----- Rows -----

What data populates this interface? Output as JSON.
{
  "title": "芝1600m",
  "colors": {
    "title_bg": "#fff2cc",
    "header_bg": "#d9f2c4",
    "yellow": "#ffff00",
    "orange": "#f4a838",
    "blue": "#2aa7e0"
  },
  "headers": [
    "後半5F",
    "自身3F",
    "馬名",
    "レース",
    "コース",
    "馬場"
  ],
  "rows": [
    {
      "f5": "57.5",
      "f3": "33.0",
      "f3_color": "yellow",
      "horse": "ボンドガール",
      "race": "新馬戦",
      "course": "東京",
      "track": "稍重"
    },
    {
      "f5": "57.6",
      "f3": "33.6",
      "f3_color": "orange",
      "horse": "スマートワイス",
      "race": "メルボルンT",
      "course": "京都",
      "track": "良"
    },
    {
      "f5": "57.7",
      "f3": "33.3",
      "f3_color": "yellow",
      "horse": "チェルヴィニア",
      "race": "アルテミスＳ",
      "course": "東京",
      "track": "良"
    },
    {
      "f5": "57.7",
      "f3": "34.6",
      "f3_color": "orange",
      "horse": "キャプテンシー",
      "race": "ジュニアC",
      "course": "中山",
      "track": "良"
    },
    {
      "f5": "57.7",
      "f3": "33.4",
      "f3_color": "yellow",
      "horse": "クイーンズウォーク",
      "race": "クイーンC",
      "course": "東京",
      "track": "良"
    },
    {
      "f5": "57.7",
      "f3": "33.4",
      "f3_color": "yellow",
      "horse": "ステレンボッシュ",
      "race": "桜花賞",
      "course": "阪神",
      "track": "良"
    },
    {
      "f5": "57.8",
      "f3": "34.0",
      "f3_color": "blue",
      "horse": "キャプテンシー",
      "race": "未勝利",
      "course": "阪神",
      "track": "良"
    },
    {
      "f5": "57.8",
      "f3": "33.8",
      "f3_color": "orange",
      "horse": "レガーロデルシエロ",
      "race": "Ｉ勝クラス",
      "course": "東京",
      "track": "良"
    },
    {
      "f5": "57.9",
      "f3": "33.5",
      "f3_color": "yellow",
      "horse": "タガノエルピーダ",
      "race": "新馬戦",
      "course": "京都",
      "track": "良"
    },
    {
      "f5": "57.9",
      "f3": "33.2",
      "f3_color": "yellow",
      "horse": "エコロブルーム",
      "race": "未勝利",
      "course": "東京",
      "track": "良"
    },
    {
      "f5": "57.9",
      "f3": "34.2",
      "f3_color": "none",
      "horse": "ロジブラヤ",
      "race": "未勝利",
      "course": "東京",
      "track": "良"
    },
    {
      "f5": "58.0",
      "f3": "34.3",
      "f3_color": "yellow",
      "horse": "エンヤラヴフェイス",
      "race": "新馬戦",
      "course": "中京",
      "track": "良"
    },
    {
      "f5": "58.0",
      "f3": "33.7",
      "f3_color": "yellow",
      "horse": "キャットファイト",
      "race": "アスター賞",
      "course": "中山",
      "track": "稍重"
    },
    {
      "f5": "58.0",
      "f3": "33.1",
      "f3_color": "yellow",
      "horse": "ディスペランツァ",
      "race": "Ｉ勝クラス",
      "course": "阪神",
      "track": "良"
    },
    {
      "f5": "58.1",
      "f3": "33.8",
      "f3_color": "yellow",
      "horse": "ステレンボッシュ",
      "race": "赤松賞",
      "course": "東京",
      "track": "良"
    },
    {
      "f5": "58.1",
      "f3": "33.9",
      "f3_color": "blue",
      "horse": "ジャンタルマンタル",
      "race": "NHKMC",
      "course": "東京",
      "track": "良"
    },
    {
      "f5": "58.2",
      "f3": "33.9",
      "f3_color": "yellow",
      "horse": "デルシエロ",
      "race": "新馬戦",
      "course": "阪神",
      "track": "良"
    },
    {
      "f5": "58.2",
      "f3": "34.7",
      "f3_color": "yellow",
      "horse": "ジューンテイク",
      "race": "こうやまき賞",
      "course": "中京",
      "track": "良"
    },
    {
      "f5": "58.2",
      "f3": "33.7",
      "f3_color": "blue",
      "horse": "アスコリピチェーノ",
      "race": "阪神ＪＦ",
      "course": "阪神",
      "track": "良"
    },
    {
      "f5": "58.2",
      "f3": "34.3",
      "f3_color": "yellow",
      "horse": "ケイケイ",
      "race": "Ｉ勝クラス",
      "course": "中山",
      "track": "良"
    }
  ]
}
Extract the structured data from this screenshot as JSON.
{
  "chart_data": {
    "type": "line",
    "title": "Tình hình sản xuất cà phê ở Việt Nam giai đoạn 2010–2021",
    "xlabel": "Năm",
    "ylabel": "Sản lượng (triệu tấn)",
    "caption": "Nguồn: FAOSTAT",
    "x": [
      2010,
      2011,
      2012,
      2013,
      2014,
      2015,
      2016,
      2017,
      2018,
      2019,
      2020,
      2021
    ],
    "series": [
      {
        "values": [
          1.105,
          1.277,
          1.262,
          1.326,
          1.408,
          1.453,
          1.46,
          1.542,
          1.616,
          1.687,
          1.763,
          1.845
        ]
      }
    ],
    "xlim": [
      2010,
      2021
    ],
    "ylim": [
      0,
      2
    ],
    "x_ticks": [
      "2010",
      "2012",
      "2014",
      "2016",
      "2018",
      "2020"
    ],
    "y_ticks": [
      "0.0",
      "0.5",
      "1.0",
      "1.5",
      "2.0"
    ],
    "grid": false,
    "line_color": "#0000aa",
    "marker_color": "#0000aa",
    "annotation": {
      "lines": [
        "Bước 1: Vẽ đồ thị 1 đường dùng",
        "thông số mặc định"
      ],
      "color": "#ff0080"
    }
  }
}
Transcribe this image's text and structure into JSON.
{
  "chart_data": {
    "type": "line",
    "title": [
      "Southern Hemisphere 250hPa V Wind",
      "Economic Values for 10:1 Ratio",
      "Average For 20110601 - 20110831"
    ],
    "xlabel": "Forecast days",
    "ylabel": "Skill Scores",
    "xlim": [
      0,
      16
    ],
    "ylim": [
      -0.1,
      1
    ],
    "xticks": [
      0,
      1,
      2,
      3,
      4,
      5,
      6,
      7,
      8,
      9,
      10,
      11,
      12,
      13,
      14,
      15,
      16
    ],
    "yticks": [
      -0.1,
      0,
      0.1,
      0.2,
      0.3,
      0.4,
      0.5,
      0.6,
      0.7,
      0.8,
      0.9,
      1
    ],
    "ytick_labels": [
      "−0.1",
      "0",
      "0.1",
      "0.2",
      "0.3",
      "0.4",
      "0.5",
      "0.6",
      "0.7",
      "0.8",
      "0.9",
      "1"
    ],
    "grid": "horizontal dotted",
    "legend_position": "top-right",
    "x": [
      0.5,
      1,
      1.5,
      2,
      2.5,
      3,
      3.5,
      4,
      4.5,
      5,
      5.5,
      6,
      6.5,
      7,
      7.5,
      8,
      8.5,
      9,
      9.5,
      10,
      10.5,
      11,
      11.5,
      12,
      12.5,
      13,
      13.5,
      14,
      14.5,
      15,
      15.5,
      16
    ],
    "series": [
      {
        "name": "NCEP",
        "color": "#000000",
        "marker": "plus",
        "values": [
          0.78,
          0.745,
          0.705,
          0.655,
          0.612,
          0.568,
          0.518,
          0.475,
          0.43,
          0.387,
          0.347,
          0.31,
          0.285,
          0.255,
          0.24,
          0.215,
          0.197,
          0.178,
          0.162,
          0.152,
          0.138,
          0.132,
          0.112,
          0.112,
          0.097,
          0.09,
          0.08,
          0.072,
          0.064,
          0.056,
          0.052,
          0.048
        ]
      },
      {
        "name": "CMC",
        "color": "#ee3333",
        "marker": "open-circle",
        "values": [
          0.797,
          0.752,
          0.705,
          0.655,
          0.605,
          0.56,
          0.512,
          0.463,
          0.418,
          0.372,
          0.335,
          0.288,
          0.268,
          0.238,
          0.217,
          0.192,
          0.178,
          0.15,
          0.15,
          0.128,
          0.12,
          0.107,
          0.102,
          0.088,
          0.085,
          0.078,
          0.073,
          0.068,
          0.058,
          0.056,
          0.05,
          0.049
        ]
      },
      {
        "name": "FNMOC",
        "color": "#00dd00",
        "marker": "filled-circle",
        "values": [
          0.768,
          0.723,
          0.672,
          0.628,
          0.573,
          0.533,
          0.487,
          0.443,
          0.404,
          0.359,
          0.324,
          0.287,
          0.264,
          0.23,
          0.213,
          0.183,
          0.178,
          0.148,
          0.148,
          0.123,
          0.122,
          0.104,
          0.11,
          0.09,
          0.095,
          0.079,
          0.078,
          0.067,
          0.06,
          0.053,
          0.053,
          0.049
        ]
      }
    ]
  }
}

-----

Brief
Check every line in the material above for the string "ylabel", then give only the number of lines that have it.

Task solution
2